*Extracted material*:
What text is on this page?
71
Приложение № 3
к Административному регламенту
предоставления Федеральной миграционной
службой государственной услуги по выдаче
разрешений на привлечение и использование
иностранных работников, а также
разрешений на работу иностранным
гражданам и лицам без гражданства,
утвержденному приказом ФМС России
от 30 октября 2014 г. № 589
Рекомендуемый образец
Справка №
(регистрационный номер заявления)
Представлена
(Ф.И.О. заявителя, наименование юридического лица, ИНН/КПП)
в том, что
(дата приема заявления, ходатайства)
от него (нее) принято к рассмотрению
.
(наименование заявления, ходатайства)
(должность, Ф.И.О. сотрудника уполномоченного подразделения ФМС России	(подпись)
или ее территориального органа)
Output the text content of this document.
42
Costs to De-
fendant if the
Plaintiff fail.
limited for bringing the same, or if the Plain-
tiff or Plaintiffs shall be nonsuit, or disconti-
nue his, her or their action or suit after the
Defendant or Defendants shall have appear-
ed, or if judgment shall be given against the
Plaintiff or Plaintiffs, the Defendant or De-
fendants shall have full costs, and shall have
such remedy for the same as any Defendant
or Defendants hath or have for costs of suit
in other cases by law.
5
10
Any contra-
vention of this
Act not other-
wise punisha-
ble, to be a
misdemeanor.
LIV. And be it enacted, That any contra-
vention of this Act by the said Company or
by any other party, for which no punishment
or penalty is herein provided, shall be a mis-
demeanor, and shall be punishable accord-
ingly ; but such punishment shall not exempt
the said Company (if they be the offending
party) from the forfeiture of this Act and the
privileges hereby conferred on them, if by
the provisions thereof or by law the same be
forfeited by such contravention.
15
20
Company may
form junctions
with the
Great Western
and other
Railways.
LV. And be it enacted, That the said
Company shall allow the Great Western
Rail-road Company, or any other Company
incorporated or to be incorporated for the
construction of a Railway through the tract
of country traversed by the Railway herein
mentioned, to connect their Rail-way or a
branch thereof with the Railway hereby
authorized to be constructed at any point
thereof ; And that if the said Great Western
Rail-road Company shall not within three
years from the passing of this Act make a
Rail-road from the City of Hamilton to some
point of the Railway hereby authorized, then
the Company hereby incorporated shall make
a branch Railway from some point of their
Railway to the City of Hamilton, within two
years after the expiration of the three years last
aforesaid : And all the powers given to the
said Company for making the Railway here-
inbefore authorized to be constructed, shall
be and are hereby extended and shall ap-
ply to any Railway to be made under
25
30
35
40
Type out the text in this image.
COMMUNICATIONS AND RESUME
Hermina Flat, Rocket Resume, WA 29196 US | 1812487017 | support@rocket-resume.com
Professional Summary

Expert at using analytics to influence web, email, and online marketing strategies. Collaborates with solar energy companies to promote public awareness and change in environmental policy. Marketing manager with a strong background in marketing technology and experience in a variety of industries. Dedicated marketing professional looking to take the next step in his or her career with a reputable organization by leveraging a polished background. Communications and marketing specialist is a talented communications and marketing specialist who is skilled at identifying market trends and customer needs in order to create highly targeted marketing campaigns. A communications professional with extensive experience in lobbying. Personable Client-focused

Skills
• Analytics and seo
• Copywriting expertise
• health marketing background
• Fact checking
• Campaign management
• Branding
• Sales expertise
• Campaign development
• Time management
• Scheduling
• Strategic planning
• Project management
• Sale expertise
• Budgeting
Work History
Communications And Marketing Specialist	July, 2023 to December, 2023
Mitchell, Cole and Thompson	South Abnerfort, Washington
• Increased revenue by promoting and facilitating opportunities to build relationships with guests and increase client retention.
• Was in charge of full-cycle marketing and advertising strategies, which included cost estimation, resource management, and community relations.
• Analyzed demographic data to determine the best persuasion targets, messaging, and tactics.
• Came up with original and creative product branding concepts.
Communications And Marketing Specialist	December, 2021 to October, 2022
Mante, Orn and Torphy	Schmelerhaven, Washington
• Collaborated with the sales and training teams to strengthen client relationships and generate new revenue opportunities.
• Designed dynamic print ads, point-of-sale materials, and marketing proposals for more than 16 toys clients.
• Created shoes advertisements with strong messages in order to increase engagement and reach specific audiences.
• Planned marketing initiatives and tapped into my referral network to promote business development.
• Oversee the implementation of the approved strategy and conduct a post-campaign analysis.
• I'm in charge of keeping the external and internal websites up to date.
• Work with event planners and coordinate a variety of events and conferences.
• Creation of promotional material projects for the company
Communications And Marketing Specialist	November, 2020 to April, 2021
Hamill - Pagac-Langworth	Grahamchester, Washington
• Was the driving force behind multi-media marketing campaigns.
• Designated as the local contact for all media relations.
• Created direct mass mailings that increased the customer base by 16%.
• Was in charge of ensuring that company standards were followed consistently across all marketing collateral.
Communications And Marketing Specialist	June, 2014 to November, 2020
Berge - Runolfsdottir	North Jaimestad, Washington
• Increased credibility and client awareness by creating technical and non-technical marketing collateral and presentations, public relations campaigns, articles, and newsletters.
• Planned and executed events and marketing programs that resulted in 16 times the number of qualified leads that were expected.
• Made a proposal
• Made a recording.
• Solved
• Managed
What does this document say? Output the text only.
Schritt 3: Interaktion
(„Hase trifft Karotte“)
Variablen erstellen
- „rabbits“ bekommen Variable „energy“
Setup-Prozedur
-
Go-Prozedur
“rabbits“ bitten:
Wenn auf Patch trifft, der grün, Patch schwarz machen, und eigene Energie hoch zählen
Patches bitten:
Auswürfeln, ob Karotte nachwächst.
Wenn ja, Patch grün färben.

*Prompt*: Repeat the preceding lines exactly, please, every one of them.

*Complete output*:
What text is on this page?
71
Приложение № 3
к Административному регламенту
предоставления Федеральной миграционной
службой государственной услуги по выдаче
разрешений на привлечение и использование
иностранных работников, а также
разрешений на работу иностранным
гражданам и лицам без гражданства,
утвержденному приказом ФМС России
от 30 октября 2014 г. № 589
Рекомендуемый образец
Справка №
(регистрационный номер заявления)
Представлена
(Ф.И.О. заявителя, наименование юридического лица, ИНН/КПП)
в том, что
(дата приема заявления, ходатайства)
от него (нее) принято к рассмотрению
.
(наименование заявления, ходатайства)
(должность, Ф.И.О. сотрудника уполномоченного подразделения ФМС России	(подпись)
или ее территориального органа)
Output the text content of this document.
42
Costs to De-
fendant if the
Plaintiff fail.
limited for bringing the same, or if the Plain-
tiff or Plaintiffs shall be nonsuit, or disconti-
nue his, her or their action or suit after the
Defendant or Defendants shall have appear-
ed, or if judgment shall be given against the
Plaintiff or Plaintiffs, the Defendant or De-
fendants shall have full costs, and shall have
such remedy for the same as any Defendant
or Defendants hath or have for costs of suit
in other cases by law.
5
10
Any contra-
vention of this
Act not other-
wise punisha-
ble, to be a
misdemeanor.
LIV. And be it enacted, That any contra-
vention of this Act by the said Company or
by any other party, for which no punishment
or penalty is herein provided, shall be a mis-
demeanor, and shall be punishable accord-
ingly ; but such punishment shall not exempt
the said Company (if they be the offending
party) from the forfeiture of this Act and the
privileges hereby conferred on them, if by
the provisions thereof or by law the same be
forfeited by such contravention.
15
20
Company may
form junctions
with the
Great Western
and other
Railways.
LV. And be it enacted, That the said
Company shall allow the Great Western
Rail-road Company, or any other Company
incorporated or to be incorporated for the
construction of a Railway through the tract
of country traversed by the Railway herein
mentioned, to connect their Rail-way or a
branch thereof with the Railway hereby
authorized to be constructed at any point
thereof ; And that if the said Great Western
Rail-road Company shall not within three
years from the passing of this Act make a
Rail-road from the City of Hamilton to some
point of the Railway hereby authorized, then
the Company hereby incorporated shall make
a branch Railway from some point of their
Railway to the City of Hamilton, within two
years after the expiration of the three years last
aforesaid : And all the powers given to the
said Company for making the Railway here-
inbefore authorized to be constructed, shall
be and are hereby extended and shall ap-
ply to any Railway to be made under
25
30
35
40
Type out the text in this image.
COMMUNICATIONS AND RESUME
Hermina Flat, Rocket Resume, WA 29196 US | 1812487017 | support@rocket-resume.com
Professional Summary

Expert at using analytics to influence web, email, and online marketing strategies. Collaborates with solar energy companies to promote public awareness and change in environmental policy. Marketing manager with a strong background in marketing technology and experience in a variety of industries. Dedicated marketing professional looking to take the next step in his or her career with a reputable organization by leveraging a polished background. Communications and marketing specialist is a talented communications and marketing specialist who is skilled at identifying market trends and customer needs in order to create highly targeted marketing campaigns. A communications professional with extensive experience in lobbying. Personable Client-focused

Skills
• Analytics and seo
• Copywriting expertise
• health marketing background
• Fact checking
• Campaign management
• Branding
• Sales expertise
• Campaign development
• Time management
• Scheduling
• Strategic planning
• Project management
• Sale expertise
• Budgeting
Work History
Communications And Marketing Specialist	July, 2023 to December, 2023
Mitchell, Cole and Thompson	South Abnerfort, Washington
• Increased revenue by promoting and facilitating opportunities to build relationships with guests and increase client retention.
• Was in charge of full-cycle marketing and advertising strategies, which included cost estimation, resource management, and community relations.
• Analyzed demographic data to determine the best persuasion targets, messaging, and tactics.
• Came up with original and creative product branding concepts.
Communications And Marketing Specialist	December, 2021 to October, 2022
Mante, Orn and Torphy	Schmelerhaven, Washington
• Collaborated with the sales and training teams to strengthen client relationships and generate new revenue opportunities.
• Designed dynamic print ads, point-of-sale materials, and marketing proposals for more than 16 toys clients.
• Created shoes advertisements with strong messages in order to increase engagement and reach specific audiences.
• Planned marketing initiatives and tapped into my referral network to promote business development.
• Oversee the implementation of the approved strategy and conduct a post-campaign analysis.
• I'm in charge of keeping the external and internal websites up to date.
• Work with event planners and coordinate a variety of events and conferences.
• Creation of promotional material projects for the company
Communications And Marketing Specialist	November, 2020 to April, 2021
Hamill - Pagac-Langworth	Grahamchester, Washington
• Was the driving force behind multi-media marketing campaigns.
• Designated as the local contact for all media relations.
• Created direct mass mailings that increased the customer base by 16%.
• Was in charge of ensuring that company standards were followed consistently across all marketing collateral.
Communications And Marketing Specialist	June, 2014 to November, 2020
Berge - Runolfsdottir	North Jaimestad, Washington
• Increased credibility and client awareness by creating technical and non-technical marketing collateral and presentations, public relations campaigns, articles, and newsletters.
• Planned and executed events and marketing programs that resulted in 16 times the number of qualified leads that were expected.
• Made a proposal
• Made a recording.
• Solved
• Managed
What does this document say? Output the text only.
Schritt 3: Interaktion
(„Hase trifft Karotte“)
Variablen erstellen
- „rabbits“ bekommen Variable „energy“
Setup-Prozedur
-
Go-Prozedur
“rabbits“ bitten:
Wenn auf Patch trifft, der grün, Patch schwarz machen, und eigene Energie hoch zählen
Patches bitten:
Auswürfeln, ob Karotte nachwächst.
Wenn ja, Patch grün färben.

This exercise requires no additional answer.